Exercise prompt: All of the data below should be written out exactly.
* Start Given data *
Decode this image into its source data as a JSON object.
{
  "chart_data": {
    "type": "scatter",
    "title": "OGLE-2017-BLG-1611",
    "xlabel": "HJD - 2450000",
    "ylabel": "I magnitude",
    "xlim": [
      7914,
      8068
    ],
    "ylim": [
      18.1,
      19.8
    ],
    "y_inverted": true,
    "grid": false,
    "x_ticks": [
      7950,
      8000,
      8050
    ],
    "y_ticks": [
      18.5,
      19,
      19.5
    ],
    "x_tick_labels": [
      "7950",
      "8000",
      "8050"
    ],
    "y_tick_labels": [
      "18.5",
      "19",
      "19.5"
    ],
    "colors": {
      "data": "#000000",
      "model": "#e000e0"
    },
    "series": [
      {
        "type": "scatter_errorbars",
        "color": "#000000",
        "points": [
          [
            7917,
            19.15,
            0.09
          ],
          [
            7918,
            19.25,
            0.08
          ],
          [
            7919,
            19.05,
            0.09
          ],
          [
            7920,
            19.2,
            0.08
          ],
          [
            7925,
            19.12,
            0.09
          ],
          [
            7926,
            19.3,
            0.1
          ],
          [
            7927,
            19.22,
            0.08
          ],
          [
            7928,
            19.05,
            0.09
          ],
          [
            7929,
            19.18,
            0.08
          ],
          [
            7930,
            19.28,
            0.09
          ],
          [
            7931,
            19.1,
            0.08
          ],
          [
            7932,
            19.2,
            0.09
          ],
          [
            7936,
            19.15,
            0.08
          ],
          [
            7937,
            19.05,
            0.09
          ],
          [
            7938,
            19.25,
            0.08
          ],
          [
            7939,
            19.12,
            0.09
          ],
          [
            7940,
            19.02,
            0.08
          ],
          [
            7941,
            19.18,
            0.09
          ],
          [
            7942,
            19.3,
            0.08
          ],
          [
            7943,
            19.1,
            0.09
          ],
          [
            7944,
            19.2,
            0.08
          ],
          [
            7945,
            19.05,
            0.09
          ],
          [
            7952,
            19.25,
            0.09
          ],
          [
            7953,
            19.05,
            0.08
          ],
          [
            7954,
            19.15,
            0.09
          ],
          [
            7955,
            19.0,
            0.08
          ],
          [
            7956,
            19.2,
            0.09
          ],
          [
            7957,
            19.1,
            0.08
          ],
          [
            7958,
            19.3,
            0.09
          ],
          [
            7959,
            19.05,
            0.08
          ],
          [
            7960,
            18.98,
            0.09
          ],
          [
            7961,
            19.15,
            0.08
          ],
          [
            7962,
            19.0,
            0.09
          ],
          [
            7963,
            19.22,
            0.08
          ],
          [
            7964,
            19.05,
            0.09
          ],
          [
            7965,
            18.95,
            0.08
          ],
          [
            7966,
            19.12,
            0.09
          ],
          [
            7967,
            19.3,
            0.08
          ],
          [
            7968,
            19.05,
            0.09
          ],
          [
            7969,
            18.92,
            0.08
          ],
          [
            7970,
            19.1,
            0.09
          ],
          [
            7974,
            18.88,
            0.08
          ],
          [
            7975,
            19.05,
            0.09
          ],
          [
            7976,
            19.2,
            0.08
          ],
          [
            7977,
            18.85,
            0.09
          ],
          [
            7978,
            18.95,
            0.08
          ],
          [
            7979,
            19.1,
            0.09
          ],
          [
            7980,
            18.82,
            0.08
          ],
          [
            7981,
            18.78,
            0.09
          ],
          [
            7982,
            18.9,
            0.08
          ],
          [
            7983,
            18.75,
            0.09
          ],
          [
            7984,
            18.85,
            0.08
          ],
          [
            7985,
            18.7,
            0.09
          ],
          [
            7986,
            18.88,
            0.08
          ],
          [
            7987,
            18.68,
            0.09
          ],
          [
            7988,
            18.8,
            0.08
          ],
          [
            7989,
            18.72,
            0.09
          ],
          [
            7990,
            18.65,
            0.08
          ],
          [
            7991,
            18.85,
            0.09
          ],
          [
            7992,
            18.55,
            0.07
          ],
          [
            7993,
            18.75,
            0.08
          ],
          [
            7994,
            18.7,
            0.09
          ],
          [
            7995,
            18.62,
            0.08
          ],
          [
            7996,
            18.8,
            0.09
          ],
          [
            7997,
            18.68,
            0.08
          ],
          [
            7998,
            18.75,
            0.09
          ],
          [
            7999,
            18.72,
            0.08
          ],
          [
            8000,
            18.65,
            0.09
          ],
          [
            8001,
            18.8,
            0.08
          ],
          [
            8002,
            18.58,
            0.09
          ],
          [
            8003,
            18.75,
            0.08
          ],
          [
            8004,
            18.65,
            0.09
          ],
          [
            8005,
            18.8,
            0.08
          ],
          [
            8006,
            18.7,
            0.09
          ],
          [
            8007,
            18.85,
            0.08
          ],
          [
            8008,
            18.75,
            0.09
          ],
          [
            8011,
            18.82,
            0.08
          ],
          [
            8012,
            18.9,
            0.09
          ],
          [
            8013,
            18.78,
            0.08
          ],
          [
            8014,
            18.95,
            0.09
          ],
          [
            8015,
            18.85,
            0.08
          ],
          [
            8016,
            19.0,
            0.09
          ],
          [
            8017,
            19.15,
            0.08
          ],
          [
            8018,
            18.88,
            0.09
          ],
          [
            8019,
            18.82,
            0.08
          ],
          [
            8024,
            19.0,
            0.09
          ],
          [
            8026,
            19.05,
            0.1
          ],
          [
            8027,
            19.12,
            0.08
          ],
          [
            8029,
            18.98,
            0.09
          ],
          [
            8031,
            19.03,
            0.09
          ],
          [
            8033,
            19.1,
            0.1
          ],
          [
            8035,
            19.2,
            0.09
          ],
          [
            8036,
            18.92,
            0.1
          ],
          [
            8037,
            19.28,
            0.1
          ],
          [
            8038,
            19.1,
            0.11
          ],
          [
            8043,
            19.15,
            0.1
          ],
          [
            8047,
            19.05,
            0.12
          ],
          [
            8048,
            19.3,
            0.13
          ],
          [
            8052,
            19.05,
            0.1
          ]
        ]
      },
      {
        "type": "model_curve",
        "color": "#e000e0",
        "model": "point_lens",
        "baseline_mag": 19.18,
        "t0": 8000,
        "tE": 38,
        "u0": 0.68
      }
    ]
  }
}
* End Given data *
Result for this task:
Decode this image into its source data as a JSON object.
{
  "chart_data": {
    "type": "scatter",
    "title": "OGLE-2017-BLG-1611",
    "xlabel": "HJD - 2450000",
    "ylabel": "I magnitude",
    "xlim": [
      7914,
      8068
    ],
    "ylim": [
      18.1,
      19.8
    ],
    "y_inverted": true,
    "grid": false,
    "x_ticks": [
      7950,
      8000,
      8050
    ],
    "y_ticks": [
      18.5,
      19,
      19.5
    ],
    "x_tick_labels": [
      "7950",
      "8000",
      "8050"
    ],
    "y_tick_labels": [
      "18.5",
      "19",
      "19.5"
    ],
    "colors": {
      "data": "#000000",
      "model": "#e000e0"
    },
    "series": [
      {
        "type": "scatter_errorbars",
        "color": "#000000",
        "points": [
          [
            7917,
            19.15,
            0.09
          ],
          [
            7918,
            19.25,
            0.08
          ],
          [
            7919,
            19.05,
            0.09
          ],
          [
            7920,
            19.2,
            0.08
          ],
          [
            7925,
            19.12,
            0.09
          ],
          [
            7926,
            19.3,
            0.1
          ],
          [
            7927,
            19.22,
            0.08
          ],
          [
            7928,
            19.05,
            0.09
          ],
          [
            7929,
            19.18,
            0.08
          ],
          [
            7930,
            19.28,
            0.09
          ],
          [
            7931,
            19.1,
            0.08
          ],
          [
            7932,
            19.2,
            0.09
          ],
          [
            7936,
            19.15,
            0.08
          ],
          [
            7937,
            19.05,
            0.09
          ],
          [
            7938,
            19.25,
            0.08
          ],
          [
            7939,
            19.12,
            0.09
          ],
          [
            7940,
            19.02,
            0.08
          ],
          [
            7941,
            19.18,
            0.09
          ],
          [
            7942,
            19.3,
            0.08
          ],
          [
            7943,
            19.1,
            0.09
          ],
          [
            7944,
            19.2,
            0.08
          ],
          [
            7945,
            19.05,
            0.09
          ],
          [
            7952,
            19.25,
            0.09
          ],
          [
            7953,
            19.05,
            0.08
          ],
          [
            7954,
            19.15,
            0.09
          ],
          [
            7955,
            19.0,
            0.08
          ],
          [
            7956,
            19.2,
            0.09
          ],
          [
            7957,
            19.1,
            0.08
          ],
          [
            7958,
            19.3,
            0.09
          ],
          [
            7959,
            19.05,
            0.08
          ],
          [
            7960,
            18.98,
            0.09
          ],
          [
            7961,
            19.15,
            0.08
          ],
          [
            7962,
            19.0,
            0.09
          ],
          [
            7963,
            19.22,
            0.08
          ],
          [
            7964,
            19.05,
            0.09
          ],
          [
            7965,
            18.95,
            0.08
          ],
          [
            7966,
            19.12,
            0.09
          ],
          [
            7967,
            19.3,
            0.08
          ],
          [
            7968,
            19.05,
            0.09
          ],
          [
            7969,
            18.92,
            0.08
          ],
          [
            7970,
            19.1,
            0.09
          ],
          [
            7974,
            18.88,
            0.08
          ],
          [
            7975,
            19.05,
            0.09
          ],
          [
            7976,
            19.2,
            0.08
          ],
          [
            7977,
            18.85,
            0.09
          ],
          [
            7978,
            18.95,
            0.08
          ],
          [
            7979,
            19.1,
            0.09
          ],
          [
            7980,
            18.82,
            0.08
          ],
          [
            7981,
            18.78,
            0.09
          ],
          [
            7982,
            18.9,
            0.08
          ],
          [
            7983,
            18.75,
            0.09
          ],
          [
            7984,
            18.85,
            0.08
          ],
          [
            7985,
            18.7,
            0.09
          ],
          [
            7986,
            18.88,
            0.08
          ],
          [
            7987,
            18.68,
            0.09
          ],
          [
            7988,
            18.8,
            0.08
          ],
          [
            7989,
            18.72,
            0.09
          ],
          [
            7990,
            18.65,
            0.08
          ],
          [
            7991,
            18.85,
            0.09
          ],
          [
            7992,
            18.55,
            0.07
          ],
          [
            7993,
            18.75,
            0.08
          ],
          [
            7994,
            18.7,
            0.09
          ],
          [
            7995,
            18.62,
            0.08
          ],
          [
            7996,
            18.8,
            0.09
          ],
          [
            7997,
            18.68,
            0.08
          ],
          [
            7998,
            18.75,
            0.09
          ],
          [
            7999,
            18.72,
            0.08
          ],
          [
            8000,
            18.65,
            0.09
          ],
          [
            8001,
            18.8,
            0.08
          ],
          [
            8002,
            18.58,
            0.09
          ],
          [
            8003,
            18.75,
            0.08
          ],
          [
            8004,
            18.65,
            0.09
          ],
          [
            8005,
            18.8,
            0.08
          ],
          [
            8006,
            18.7,
            0.09
          ],
          [
            8007,
            18.85,
            0.08
          ],
          [
            8008,
            18.75,
            0.09
          ],
          [
            8011,
            18.82,
            0.08
          ],
          [
            8012,
            18.9,
            0.09
          ],
          [
            8013,
            18.78,
            0.08
          ],
          [
            8014,
            18.95,
            0.09
          ],
          [
            8015,
            18.85,
            0.08
          ],
          [
            8016,
            19.0,
            0.09
          ],
          [
            8017,
            19.15,
            0.08
          ],
          [
            8018,
            18.88,
            0.09
          ],
          [
            8019,
            18.82,
            0.08
          ],
          [
            8024,
            19.0,
            0.09
          ],
          [
            8026,
            19.05,
            0.1
          ],
          [
            8027,
            19.12,
            0.08
          ],
          [
            8029,
            18.98,
            0.09
          ],
          [
            8031,
            19.03,
            0.09
          ],
          [
            8033,
            19.1,
            0.1
          ],
          [
            8035,
            19.2,
            0.09
          ],
          [
            8036,
            18.92,
            0.1
          ],
          [
            8037,
            19.28,
            0.1
          ],
          [
            8038,
            19.1,
            0.11
          ],
          [
            8043,
            19.15,
            0.1
          ],
          [
            8047,
            19.05,
            0.12
          ],
          [
            8048,
            19.3,
            0.13
          ],
          [
            8052,
            19.05,
            0.1
          ]
        ]
      },
      {
        "type": "model_curve",
        "color": "#e000e0",
        "model": "point_lens",
        "baseline_mag": 19.18,
        "t0": 8000,
        "tE": 38,
        "u0": 0.68
      }
    ]
  }
}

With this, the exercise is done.